CHALLENGE:
Can you gather every line in the material below that contains the string "资产总额"?

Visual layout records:
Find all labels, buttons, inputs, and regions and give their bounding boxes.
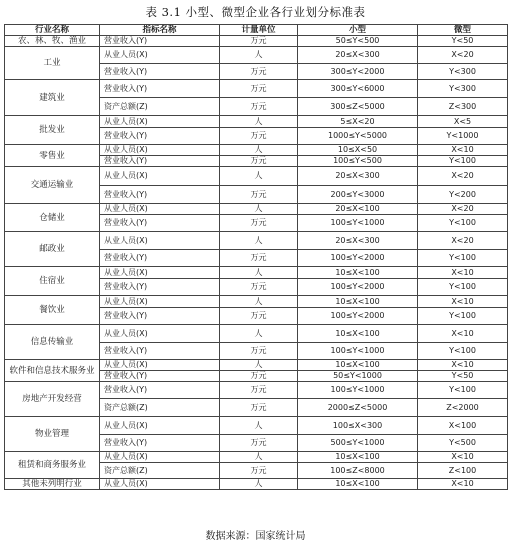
industry-name: 农、林、牧、渔业	[5, 36, 100, 47]
small-threshold: 100≤X<300	[298, 417, 418, 435]
indicator-name: 营业收入(Y)	[100, 186, 220, 204]
table-row	[5, 80, 508, 98]
unit-cell: 万元	[220, 250, 298, 267]
small-threshold: 500≤Y<1000	[298, 435, 418, 452]
small-threshold: 100≤Y<2000	[298, 279, 418, 296]
micro-threshold: Y<100	[418, 156, 508, 167]
table-row	[5, 145, 508, 156]
micro-threshold: X<10	[418, 360, 508, 371]
indicator-name: 营业收入(Y)	[100, 382, 220, 399]
indicator-name: 从业人员(X)	[100, 116, 220, 128]
unit-cell: 万元	[220, 215, 298, 232]
industry-name: 软件和信息技术服务业	[5, 360, 100, 382]
micro-threshold: X<10	[418, 267, 508, 279]
unit-cell: 人	[220, 232, 298, 250]
table-row	[5, 382, 508, 399]
unit-cell: 万元	[220, 343, 298, 360]
industry-name: 物业管理	[5, 417, 100, 452]
small-threshold: 10≤X<100	[298, 267, 418, 279]
indicator-name: 从业人员(X)	[100, 267, 220, 279]
table-row	[5, 36, 508, 47]
industry-name: 餐饮业	[5, 296, 100, 325]
micro-threshold: Z<100	[418, 463, 508, 479]
small-threshold: 10≤X<100	[298, 360, 418, 371]
small-threshold: 1000≤Y<5000	[298, 128, 418, 145]
unit-cell: 人	[220, 47, 298, 64]
indicator-name: 从业人员(X)	[100, 232, 220, 250]
indicator-name: 从业人员(X)	[100, 325, 220, 343]
micro-threshold: X<10	[418, 296, 508, 308]
unit-cell: 万元	[220, 80, 298, 98]
header-micro: 微型	[418, 25, 508, 36]
unit-cell: 万元	[220, 371, 298, 382]
indicator-name: 从业人员(X)	[100, 204, 220, 215]
micro-threshold: Y<200	[418, 186, 508, 204]
unit-cell: 万元	[220, 279, 298, 296]
micro-threshold: Y<1000	[418, 128, 508, 145]
header-unit: 计量单位	[220, 25, 298, 36]
small-threshold: 5≤X<20	[298, 116, 418, 128]
table-row	[5, 417, 508, 435]
unit-cell: 人	[220, 479, 298, 490]
unit-cell: 万元	[220, 463, 298, 479]
small-threshold: 50≤Y<500	[298, 36, 418, 47]
small-threshold: 300≤Y<6000	[298, 80, 418, 98]
unit-cell: 人	[220, 267, 298, 279]
small-threshold: 10≤X<100	[298, 296, 418, 308]
unit-cell: 人	[220, 360, 298, 371]
micro-threshold: X<10	[418, 145, 508, 156]
micro-threshold: Y<100	[418, 382, 508, 399]
table-row	[5, 267, 508, 279]
small-threshold: 100≤Y<1000	[298, 382, 418, 399]
industry-name: 仓储业	[5, 204, 100, 232]
micro-threshold: X<10	[418, 452, 508, 463]
table-row	[5, 204, 508, 215]
small-threshold: 100≤Y<1000	[298, 215, 418, 232]
micro-threshold: Z<300	[418, 98, 508, 116]
table-row	[5, 232, 508, 250]
small-threshold: 20≤X<300	[298, 167, 418, 186]
industry-name: 交通运输业	[5, 167, 100, 204]
industry-name: 住宿业	[5, 267, 100, 296]
unit-cell: 人	[220, 452, 298, 463]
indicator-name: 从业人员(X)	[100, 417, 220, 435]
small-threshold: 20≤X<300	[298, 47, 418, 64]
indicator-name: 从业人员(X)	[100, 296, 220, 308]
micro-threshold: Y<50	[418, 36, 508, 47]
table-row	[5, 296, 508, 308]
indicator-name: 营业收入(Y)	[100, 308, 220, 325]
industry-name: 邮政业	[5, 232, 100, 267]
industry-name: 房地产开发经营	[5, 382, 100, 417]
small-threshold: 100≤Y<2000	[298, 250, 418, 267]
table-row	[5, 167, 508, 186]
indicator-name: 营业收入(Y)	[100, 215, 220, 232]
indicator-name: 营业收入(Y)	[100, 279, 220, 296]
unit-cell: 人	[220, 296, 298, 308]
indicator-name: 从业人员(X)	[100, 452, 220, 463]
header-industry: 行业名称	[5, 25, 100, 36]
small-threshold: 200≤Y<3000	[298, 186, 418, 204]
indicator-name: 资产总额(Z)	[100, 463, 220, 479]
indicator-name: 营业收入(Y)	[100, 435, 220, 452]
small-threshold: 10≤X<100	[298, 479, 418, 490]
small-threshold: 20≤X<100	[298, 204, 418, 215]
indicator-name: 营业收入(Y)	[100, 371, 220, 382]
small-threshold: 10≤X<50	[298, 145, 418, 156]
indicator-name: 营业收入(Y)	[100, 343, 220, 360]
unit-cell: 人	[220, 417, 298, 435]
unit-cell: 万元	[220, 308, 298, 325]
small-threshold: 20≤X<300	[298, 232, 418, 250]
small-threshold: 300≤Y<2000	[298, 64, 418, 80]
table-header-row	[5, 25, 508, 36]
table-row	[5, 116, 508, 128]
table-row	[5, 479, 508, 490]
micro-threshold: Z<2000	[418, 399, 508, 417]
unit-cell: 万元	[220, 36, 298, 47]
indicator-name: 从业人员(X)	[100, 360, 220, 371]
industry-name: 批发业	[5, 116, 100, 145]
indicator-name: 营业收入(Y)	[100, 250, 220, 267]
indicator-name: 从业人员(X)	[100, 47, 220, 64]
micro-threshold: X<10	[418, 479, 508, 490]
micro-threshold: X<100	[418, 417, 508, 435]
micro-threshold: Y<100	[418, 279, 508, 296]
micro-threshold: Y<100	[418, 215, 508, 232]
micro-threshold: Y<100	[418, 250, 508, 267]
indicator-name: 从业人员(X)	[100, 145, 220, 156]
micro-threshold: X<20	[418, 167, 508, 186]
unit-cell: 万元	[220, 156, 298, 167]
small-threshold: 10≤X<100	[298, 452, 418, 463]
industry-name: 工业	[5, 47, 100, 80]
small-threshold: 10≤X<100	[298, 325, 418, 343]
indicator-name: 营业收入(Y)	[100, 128, 220, 145]
unit-cell: 万元	[220, 382, 298, 399]
small-threshold: 50≤Y<1000	[298, 371, 418, 382]
micro-threshold: X<20	[418, 47, 508, 64]
indicator-name: 资产总额(Z)	[100, 399, 220, 417]
table-title: 表 3.1 小型、微型企业各行业划分标准表	[145, 5, 366, 19]
indicator-name: 资产总额(Z)	[100, 98, 220, 116]
small-threshold: 100≤Y<500	[298, 156, 418, 167]
unit-cell: 万元	[220, 399, 298, 417]
table-row	[5, 325, 508, 343]
micro-threshold: Y<500	[418, 435, 508, 452]
table-row	[5, 452, 508, 463]
micro-threshold: Y<100	[418, 343, 508, 360]
unit-cell: 人	[220, 204, 298, 215]
small-threshold: 300≤Z<5000	[298, 98, 418, 116]
indicator-name: 从业人员(X)	[100, 479, 220, 490]
unit-cell: 万元	[220, 435, 298, 452]
unit-cell: 万元	[220, 64, 298, 80]
indicator-name: 从业人员(X)	[100, 167, 220, 186]
indicator-name: 营业收入(Y)	[100, 80, 220, 98]
small-threshold: 100≤Y<1000	[298, 343, 418, 360]
micro-threshold: Y<100	[418, 308, 508, 325]
industry-name: 零售业	[5, 145, 100, 167]
micro-threshold: X<20	[418, 232, 508, 250]
table-row	[5, 360, 508, 371]
industry-name: 信息传输业	[5, 325, 100, 360]
unit-cell: 人	[220, 167, 298, 186]
micro-threshold: X<20	[418, 204, 508, 215]
micro-threshold: Y<50	[418, 371, 508, 382]
small-threshold: 2000≤Z<5000	[298, 399, 418, 417]
table-row	[5, 47, 508, 64]
industry-name: 建筑业	[5, 80, 100, 116]
enterprise-classification-table	[4, 24, 508, 490]
micro-threshold: X<10	[418, 325, 508, 343]
data-source: 数据来源：国家统计局	[205, 531, 306, 542]
micro-threshold: Y<300	[418, 64, 508, 80]
unit-cell: 万元	[220, 128, 298, 145]
industry-name: 其他未列明行业	[5, 479, 100, 490]
small-threshold: 100≤Z<8000	[298, 463, 418, 479]
unit-cell: 人	[220, 116, 298, 128]
indicator-name: 营业收入(Y)	[100, 64, 220, 80]
header-indicator: 指标名称	[100, 25, 220, 36]
unit-cell: 万元	[220, 98, 298, 116]
header-small: 小型	[298, 25, 418, 36]
indicator-name: 营业收入(Y)	[100, 156, 220, 167]
micro-threshold: Y<300	[418, 80, 508, 98]
small-threshold: 100≤Y<2000	[298, 308, 418, 325]
unit-cell: 人	[220, 325, 298, 343]
unit-cell: 万元	[220, 186, 298, 204]
unit-cell: 人	[220, 145, 298, 156]
industry-name: 租赁和商务服务业	[5, 452, 100, 479]
micro-threshold: X<5	[418, 116, 508, 128]
indicator-name: 营业收入(Y)	[100, 36, 220, 47]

ANSWER FOR THE TASK:
indicator-name: 资产总额(Z)	[100, 463, 220, 479]
indicator-name: 资产总额(Z)	[100, 399, 220, 417]
indicator-name: 资产总额(Z)	[100, 98, 220, 116]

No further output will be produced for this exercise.